— begin Data lines —

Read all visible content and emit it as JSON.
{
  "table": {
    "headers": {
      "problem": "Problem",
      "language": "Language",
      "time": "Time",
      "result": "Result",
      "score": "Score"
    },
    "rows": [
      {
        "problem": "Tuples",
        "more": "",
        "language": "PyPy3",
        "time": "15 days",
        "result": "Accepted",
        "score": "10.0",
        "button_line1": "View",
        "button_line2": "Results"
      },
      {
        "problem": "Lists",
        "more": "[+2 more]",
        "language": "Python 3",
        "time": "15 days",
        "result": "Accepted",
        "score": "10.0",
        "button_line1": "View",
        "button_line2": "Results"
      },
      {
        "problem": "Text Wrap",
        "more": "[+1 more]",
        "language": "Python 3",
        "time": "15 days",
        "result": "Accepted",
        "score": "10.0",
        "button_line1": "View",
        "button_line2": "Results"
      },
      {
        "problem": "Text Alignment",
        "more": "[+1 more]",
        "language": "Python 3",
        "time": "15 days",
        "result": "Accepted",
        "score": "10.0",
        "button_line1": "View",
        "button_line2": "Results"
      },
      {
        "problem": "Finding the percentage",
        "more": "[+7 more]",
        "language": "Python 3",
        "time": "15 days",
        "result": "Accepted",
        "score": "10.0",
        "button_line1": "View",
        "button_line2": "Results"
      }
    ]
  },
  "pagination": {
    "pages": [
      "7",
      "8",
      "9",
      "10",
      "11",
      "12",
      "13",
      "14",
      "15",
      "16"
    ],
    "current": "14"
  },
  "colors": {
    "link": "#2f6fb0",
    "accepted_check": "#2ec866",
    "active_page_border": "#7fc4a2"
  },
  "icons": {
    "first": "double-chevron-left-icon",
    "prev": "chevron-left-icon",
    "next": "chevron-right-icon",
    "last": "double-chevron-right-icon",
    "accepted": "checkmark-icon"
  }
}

— end Data lines —
— begin Data lines —

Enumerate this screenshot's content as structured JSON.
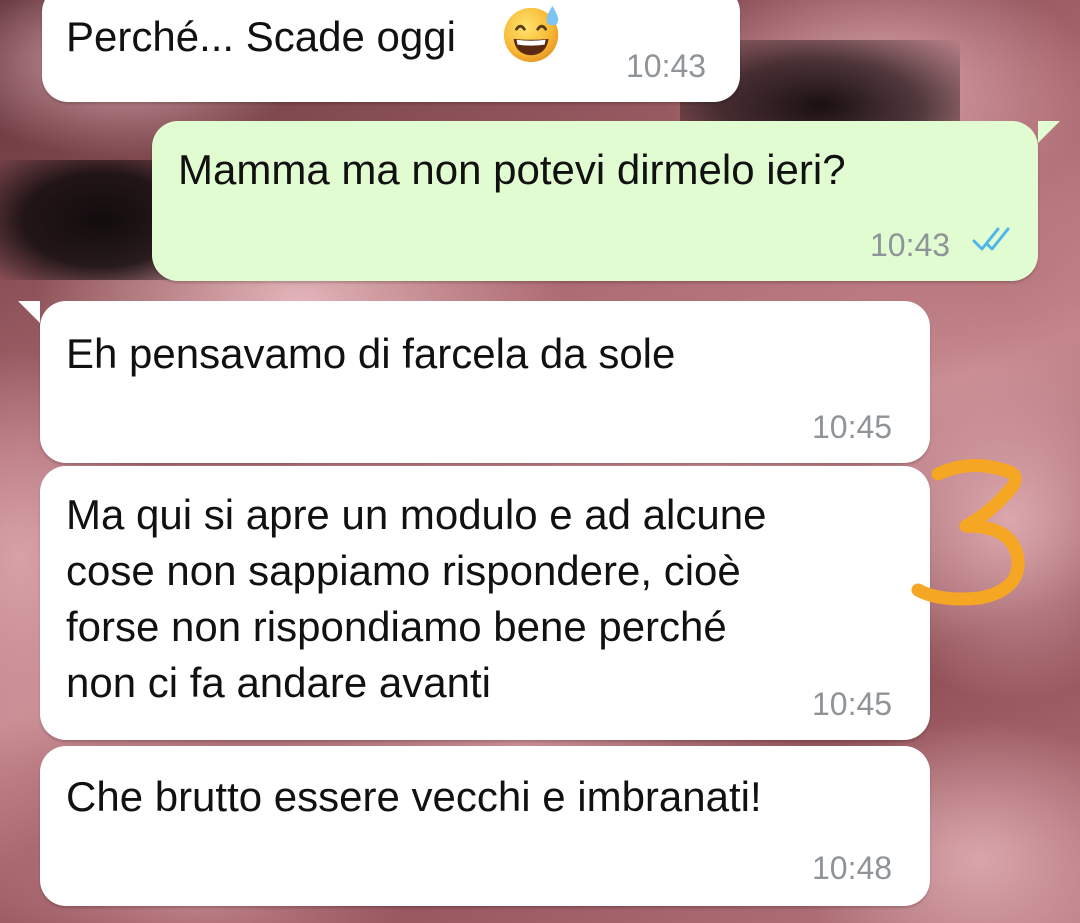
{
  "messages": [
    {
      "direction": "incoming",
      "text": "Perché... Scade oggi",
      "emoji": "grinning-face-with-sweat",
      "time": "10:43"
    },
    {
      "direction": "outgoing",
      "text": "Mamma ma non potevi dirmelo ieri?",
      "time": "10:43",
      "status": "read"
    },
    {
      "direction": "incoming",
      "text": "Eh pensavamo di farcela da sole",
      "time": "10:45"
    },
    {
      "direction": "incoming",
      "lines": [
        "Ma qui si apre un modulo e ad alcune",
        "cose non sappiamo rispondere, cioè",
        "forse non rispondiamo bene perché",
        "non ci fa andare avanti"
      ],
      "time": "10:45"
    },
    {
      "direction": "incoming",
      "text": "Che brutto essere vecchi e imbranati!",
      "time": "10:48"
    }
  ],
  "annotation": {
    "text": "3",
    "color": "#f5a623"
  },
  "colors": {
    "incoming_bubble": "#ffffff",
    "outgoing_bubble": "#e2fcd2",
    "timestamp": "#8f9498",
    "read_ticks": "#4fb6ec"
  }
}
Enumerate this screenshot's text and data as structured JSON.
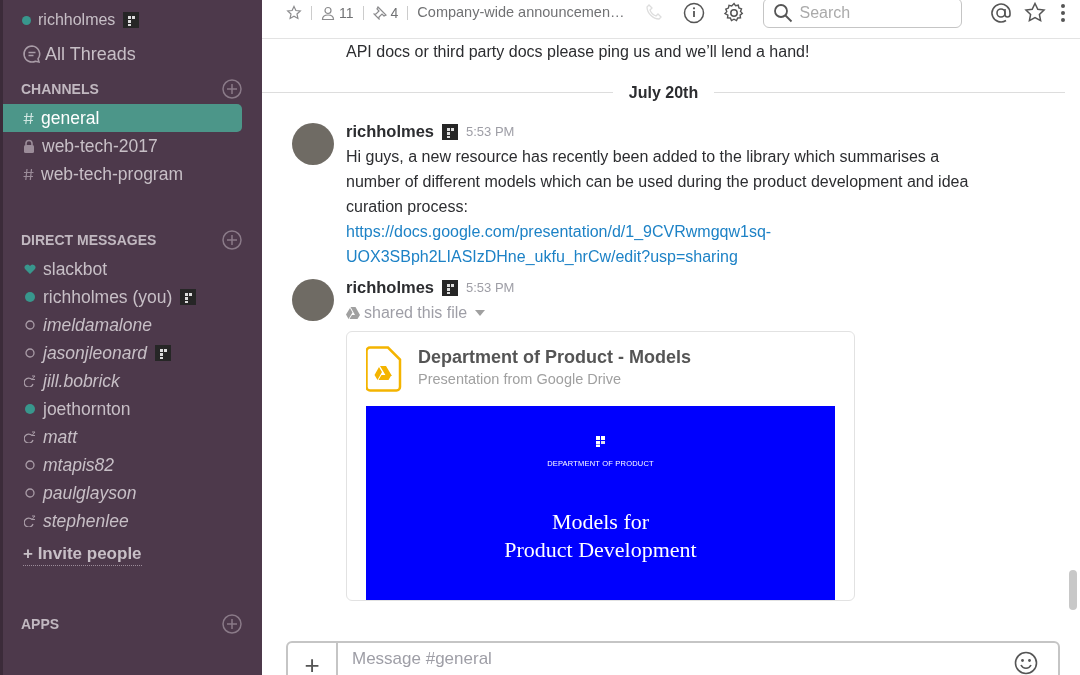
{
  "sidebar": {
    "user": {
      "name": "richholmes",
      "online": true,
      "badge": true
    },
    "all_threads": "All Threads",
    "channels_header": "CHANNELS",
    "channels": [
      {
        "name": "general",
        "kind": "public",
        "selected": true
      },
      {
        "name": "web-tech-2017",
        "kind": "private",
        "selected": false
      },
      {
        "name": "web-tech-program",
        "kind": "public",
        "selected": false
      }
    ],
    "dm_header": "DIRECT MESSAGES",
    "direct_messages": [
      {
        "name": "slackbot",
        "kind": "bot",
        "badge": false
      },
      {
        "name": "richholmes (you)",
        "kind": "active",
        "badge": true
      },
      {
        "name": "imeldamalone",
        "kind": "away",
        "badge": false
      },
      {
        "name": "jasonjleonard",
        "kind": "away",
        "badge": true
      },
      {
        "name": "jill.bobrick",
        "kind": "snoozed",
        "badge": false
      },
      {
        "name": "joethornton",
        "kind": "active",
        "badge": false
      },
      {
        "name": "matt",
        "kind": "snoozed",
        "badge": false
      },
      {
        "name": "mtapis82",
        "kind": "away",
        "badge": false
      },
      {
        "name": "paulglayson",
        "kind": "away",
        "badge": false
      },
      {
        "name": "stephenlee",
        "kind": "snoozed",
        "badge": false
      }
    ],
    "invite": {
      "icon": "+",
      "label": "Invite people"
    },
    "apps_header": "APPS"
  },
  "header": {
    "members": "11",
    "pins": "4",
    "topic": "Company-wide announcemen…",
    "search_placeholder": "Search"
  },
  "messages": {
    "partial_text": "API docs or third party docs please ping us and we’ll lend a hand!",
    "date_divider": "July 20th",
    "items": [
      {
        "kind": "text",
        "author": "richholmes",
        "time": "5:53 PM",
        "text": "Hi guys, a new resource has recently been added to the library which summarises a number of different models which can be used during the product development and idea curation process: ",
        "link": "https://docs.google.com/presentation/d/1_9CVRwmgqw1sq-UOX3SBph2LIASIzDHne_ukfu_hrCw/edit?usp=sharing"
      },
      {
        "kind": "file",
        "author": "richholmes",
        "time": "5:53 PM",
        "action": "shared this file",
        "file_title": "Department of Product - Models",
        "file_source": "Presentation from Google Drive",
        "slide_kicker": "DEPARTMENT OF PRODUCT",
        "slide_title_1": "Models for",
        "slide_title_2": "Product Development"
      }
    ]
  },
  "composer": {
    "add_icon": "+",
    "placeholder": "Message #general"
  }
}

— end Data lines —

▶ **What needs to be done**:
Copy each line of the listing that contains the string "link".

▶ **Full output**:
    "link": "#2f6fb0",
        "link": "https://docs.google.com/presentation/d/1_9CVRwmgqw1sq-UOX3SBph2LIASIzDHne_ukfu_hrCw/edit?usp=sharing"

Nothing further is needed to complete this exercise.